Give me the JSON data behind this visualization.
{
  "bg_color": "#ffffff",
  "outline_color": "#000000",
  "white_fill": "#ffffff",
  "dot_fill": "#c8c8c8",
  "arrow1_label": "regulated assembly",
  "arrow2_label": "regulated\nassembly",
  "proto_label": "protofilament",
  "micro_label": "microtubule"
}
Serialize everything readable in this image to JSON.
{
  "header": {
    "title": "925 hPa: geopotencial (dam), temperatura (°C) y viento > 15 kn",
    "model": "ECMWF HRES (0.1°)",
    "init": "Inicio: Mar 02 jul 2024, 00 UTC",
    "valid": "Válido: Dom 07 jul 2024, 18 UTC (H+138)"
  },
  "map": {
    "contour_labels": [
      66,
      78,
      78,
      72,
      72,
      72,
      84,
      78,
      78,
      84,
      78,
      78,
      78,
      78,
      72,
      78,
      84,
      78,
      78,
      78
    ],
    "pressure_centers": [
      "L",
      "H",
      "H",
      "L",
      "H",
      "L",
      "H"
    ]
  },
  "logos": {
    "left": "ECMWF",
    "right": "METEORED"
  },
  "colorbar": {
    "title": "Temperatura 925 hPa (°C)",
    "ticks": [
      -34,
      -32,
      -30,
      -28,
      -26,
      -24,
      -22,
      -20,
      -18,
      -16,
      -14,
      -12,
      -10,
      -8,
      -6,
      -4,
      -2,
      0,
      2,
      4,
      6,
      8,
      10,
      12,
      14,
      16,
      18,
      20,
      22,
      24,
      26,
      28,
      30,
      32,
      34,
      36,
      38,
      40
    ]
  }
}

## Goal
Every line of the listing that holds "JSON" should be found and copied.

## The response
Give me the JSON data behind this visualization.
Serialize everything readable in this image to JSON.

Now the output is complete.